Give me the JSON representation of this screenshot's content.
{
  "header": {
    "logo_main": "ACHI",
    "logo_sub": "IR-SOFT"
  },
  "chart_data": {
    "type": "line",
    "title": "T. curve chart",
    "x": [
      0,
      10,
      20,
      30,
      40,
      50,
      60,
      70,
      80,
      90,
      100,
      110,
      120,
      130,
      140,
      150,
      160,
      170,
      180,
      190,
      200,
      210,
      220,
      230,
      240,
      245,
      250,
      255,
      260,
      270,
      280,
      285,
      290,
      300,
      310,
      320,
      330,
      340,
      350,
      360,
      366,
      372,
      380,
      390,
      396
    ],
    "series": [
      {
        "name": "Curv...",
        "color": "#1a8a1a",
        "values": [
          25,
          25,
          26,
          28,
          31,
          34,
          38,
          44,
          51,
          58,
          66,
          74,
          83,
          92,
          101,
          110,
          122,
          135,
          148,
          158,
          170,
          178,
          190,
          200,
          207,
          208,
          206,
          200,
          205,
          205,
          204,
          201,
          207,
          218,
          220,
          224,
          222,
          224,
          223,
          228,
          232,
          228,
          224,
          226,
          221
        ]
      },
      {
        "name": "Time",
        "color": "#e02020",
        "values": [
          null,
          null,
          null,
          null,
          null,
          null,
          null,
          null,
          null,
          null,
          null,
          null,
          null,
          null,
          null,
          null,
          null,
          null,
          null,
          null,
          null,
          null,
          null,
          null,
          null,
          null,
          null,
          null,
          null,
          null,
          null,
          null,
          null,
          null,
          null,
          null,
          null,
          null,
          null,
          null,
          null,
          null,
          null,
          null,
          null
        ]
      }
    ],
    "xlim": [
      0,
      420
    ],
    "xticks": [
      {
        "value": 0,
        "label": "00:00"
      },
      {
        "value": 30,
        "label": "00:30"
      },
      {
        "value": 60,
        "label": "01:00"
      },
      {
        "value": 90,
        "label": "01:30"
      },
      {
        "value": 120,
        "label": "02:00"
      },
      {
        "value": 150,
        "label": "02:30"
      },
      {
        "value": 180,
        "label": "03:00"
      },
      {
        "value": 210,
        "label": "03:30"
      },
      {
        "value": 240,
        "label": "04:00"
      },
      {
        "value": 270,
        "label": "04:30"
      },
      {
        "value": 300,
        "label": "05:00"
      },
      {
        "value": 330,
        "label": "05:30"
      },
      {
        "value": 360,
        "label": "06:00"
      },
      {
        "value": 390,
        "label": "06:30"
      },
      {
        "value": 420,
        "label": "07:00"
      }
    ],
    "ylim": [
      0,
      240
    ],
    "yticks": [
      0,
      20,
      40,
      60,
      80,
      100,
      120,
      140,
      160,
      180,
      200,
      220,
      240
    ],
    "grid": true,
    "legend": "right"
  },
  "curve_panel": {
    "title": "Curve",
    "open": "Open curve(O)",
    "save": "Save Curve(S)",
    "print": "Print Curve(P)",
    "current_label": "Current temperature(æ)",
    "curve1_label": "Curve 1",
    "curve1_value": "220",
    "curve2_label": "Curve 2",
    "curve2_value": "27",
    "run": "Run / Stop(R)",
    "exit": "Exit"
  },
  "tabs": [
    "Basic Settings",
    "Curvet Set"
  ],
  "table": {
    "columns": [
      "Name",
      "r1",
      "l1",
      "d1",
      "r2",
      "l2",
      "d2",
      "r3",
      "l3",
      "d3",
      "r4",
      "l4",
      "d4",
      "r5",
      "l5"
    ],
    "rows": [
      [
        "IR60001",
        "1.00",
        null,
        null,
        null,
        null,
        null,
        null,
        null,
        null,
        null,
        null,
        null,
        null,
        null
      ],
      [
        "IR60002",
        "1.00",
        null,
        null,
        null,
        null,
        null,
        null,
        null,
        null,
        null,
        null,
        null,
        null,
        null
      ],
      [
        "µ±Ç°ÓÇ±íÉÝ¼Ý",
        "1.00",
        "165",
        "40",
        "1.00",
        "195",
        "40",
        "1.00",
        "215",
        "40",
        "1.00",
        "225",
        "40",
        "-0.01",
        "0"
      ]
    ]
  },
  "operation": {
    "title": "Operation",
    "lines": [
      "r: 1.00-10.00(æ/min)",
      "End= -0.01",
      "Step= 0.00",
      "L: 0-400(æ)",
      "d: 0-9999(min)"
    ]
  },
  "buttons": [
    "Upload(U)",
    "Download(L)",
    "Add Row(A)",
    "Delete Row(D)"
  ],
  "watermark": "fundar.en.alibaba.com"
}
━━━━
[Stated problem]:
Restate each of the entries above verbatim.

[Answer to the problem]:
Give me the JSON representation of this screenshot's content.
{
  "header": {
    "logo_main": "ACHI",
    "logo_sub": "IR-SOFT"
  },
  "chart_data": {
    "type": "line",
    "title": "T. curve chart",
    "x": [
      0,
      10,
      20,
      30,
      40,
      50,
      60,
      70,
      80,
      90,
      100,
      110,
      120,
      130,
      140,
      150,
      160,
      170,
      180,
      190,
      200,
      210,
      220,
      230,
      240,
      245,
      250,
      255,
      260,
      270,
      280,
      285,
      290,
      300,
      310,
      320,
      330,
      340,
      350,
      360,
      366,
      372,
      380,
      390,
      396
    ],
    "series": [
      {
        "name": "Curv...",
        "color": "#1a8a1a",
        "values": [
          25,
          25,
          26,
          28,
          31,
          34,
          38,
          44,
          51,
          58,
          66,
          74,
          83,
          92,
          101,
          110,
          122,
          135,
          148,
          158,
          170,
          178,
          190,
          200,
          207,
          208,
          206,
          200,
          205,
          205,
          204,
          201,
          207,
          218,
          220,
          224,
          222,
          224,
          223,
          228,
          232,
          228,
          224,
          226,
          221
        ]
      },
      {
        "name": "Time",
        "color": "#e02020",
        "values": [
          null,
          null,
          null,
          null,
          null,
          null,
          null,
          null,
          null,
          null,
          null,
          null,
          null,
          null,
          null,
          null,
          null,
          null,
          null,
          null,
          null,
          null,
          null,
          null,
          null,
          null,
          null,
          null,
          null,
          null,
          null,
          null,
          null,
          null,
          null,
          null,
          null,
          null,
          null,
          null,
          null,
          null,
          null,
          null,
          null
        ]
      }
    ],
    "xlim": [
      0,
      420
    ],
    "xticks": [
      {
        "value": 0,
        "label": "00:00"
      },
      {
        "value": 30,
        "label": "00:30"
      },
      {
        "value": 60,
        "label": "01:00"
      },
      {
        "value": 90,
        "label": "01:30"
      },
      {
        "value": 120,
        "label": "02:00"
      },
      {
        "value": 150,
        "label": "02:30"
      },
      {
        "value": 180,
        "label": "03:00"
      },
      {
        "value": 210,
        "label": "03:30"
      },
      {
        "value": 240,
        "label": "04:00"
      },
      {
        "value": 270,
        "label": "04:30"
      },
      {
        "value": 300,
        "label": "05:00"
      },
      {
        "value": 330,
        "label": "05:30"
      },
      {
        "value": 360,
        "label": "06:00"
      },
      {
        "value": 390,
        "label": "06:30"
      },
      {
        "value": 420,
        "label": "07:00"
      }
    ],
    "ylim": [
      0,
      240
    ],
    "yticks": [
      0,
      20,
      40,
      60,
      80,
      100,
      120,
      140,
      160,
      180,
      200,
      220,
      240
    ],
    "grid": true,
    "legend": "right"
  },
  "curve_panel": {
    "title": "Curve",
    "open": "Open curve(O)",
    "save": "Save Curve(S)",
    "print": "Print Curve(P)",
    "current_label": "Current temperature(æ)",
    "curve1_label": "Curve 1",
    "curve1_value": "220",
    "curve2_label": "Curve 2",
    "curve2_value": "27",
    "run": "Run / Stop(R)",
    "exit": "Exit"
  },
  "tabs": [
    "Basic Settings",
    "Curvet Set"
  ],
  "table": {
    "columns": [
      "Name",
      "r1",
      "l1",
      "d1",
      "r2",
      "l2",
      "d2",
      "r3",
      "l3",
      "d3",
      "r4",
      "l4",
      "d4",
      "r5",
      "l5"
    ],
    "rows": [
      [
        "IR60001",
        "1.00",
        null,
        null,
        null,
        null,
        null,
        null,
        null,
        null,
        null,
        null,
        null,
        null,
        null
      ],
      [
        "IR60002",
        "1.00",
        null,
        null,
        null,
        null,
        null,
        null,
        null,
        null,
        null,
        null,
        null,
        null,
        null
      ],
      [
        "µ±Ç°ÓÇ±íÉÝ¼Ý",
        "1.00",
        "165",
        "40",
        "1.00",
        "195",
        "40",
        "1.00",
        "215",
        "40",
        "1.00",
        "225",
        "40",
        "-0.01",
        "0"
      ]
    ]
  },
  "operation": {
    "title": "Operation",
    "lines": [
      "r: 1.00-10.00(æ/min)",
      "End= -0.01",
      "Step= 0.00",
      "L: 0-400(æ)",
      "d: 0-9999(min)"
    ]
  },
  "buttons": [
    "Upload(U)",
    "Download(L)",
    "Add Row(A)",
    "Delete Row(D)"
  ],
  "watermark": "fundar.en.alibaba.com"
}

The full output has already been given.